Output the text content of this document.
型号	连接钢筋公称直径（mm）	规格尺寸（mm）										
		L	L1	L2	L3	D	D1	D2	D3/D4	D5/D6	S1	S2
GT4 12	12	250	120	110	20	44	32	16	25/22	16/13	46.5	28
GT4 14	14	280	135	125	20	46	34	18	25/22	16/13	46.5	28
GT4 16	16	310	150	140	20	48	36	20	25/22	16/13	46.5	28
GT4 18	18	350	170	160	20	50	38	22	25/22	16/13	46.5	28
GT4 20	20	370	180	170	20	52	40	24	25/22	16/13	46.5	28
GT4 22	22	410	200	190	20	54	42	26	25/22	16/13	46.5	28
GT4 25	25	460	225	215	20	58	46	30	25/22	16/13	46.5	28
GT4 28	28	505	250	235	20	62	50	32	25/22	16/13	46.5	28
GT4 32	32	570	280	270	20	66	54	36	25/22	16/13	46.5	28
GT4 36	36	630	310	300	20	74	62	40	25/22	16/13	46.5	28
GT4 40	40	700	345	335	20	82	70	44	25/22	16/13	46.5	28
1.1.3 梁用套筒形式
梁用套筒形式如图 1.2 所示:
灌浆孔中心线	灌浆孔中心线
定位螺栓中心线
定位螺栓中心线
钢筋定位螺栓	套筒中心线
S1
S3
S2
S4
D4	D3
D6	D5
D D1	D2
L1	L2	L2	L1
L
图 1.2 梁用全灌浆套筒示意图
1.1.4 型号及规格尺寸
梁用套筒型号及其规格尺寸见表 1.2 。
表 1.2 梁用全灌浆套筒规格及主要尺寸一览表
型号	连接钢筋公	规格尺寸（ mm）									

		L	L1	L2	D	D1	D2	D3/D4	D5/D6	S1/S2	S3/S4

» Short exercise: Give back all the records exactly as they stand.

» Reply to the task:
Output the text content of this document.
型号	连接钢筋公称直径（mm）	规格尺寸（mm）										
		L	L1	L2	L3	D	D1	D2	D3/D4	D5/D6	S1	S2
GT4 12	12	250	120	110	20	44	32	16	25/22	16/13	46.5	28
GT4 14	14	280	135	125	20	46	34	18	25/22	16/13	46.5	28
GT4 16	16	310	150	140	20	48	36	20	25/22	16/13	46.5	28
GT4 18	18	350	170	160	20	50	38	22	25/22	16/13	46.5	28
GT4 20	20	370	180	170	20	52	40	24	25/22	16/13	46.5	28
GT4 22	22	410	200	190	20	54	42	26	25/22	16/13	46.5	28
GT4 25	25	460	225	215	20	58	46	30	25/22	16/13	46.5	28
GT4 28	28	505	250	235	20	62	50	32	25/22	16/13	46.5	28
GT4 32	32	570	280	270	20	66	54	36	25/22	16/13	46.5	28
GT4 36	36	630	310	300	20	74	62	40	25/22	16/13	46.5	28
GT4 40	40	700	345	335	20	82	70	44	25/22	16/13	46.5	28
1.1.3 梁用套筒形式
梁用套筒形式如图 1.2 所示:
灌浆孔中心线	灌浆孔中心线
定位螺栓中心线
定位螺栓中心线
钢筋定位螺栓	套筒中心线
S1
S3
S2
S4
D4	D3
D6	D5
D D1	D2
L1	L2	L2	L1
L
图 1.2 梁用全灌浆套筒示意图
1.1.4 型号及规格尺寸
梁用套筒型号及其规格尺寸见表 1.2 。
表 1.2 梁用全灌浆套筒规格及主要尺寸一览表
型号	连接钢筋公	规格尺寸（ mm）									

		L	L1	L2	D	D1	D2	D3/D4	D5/D6	S1/S2	S3/S4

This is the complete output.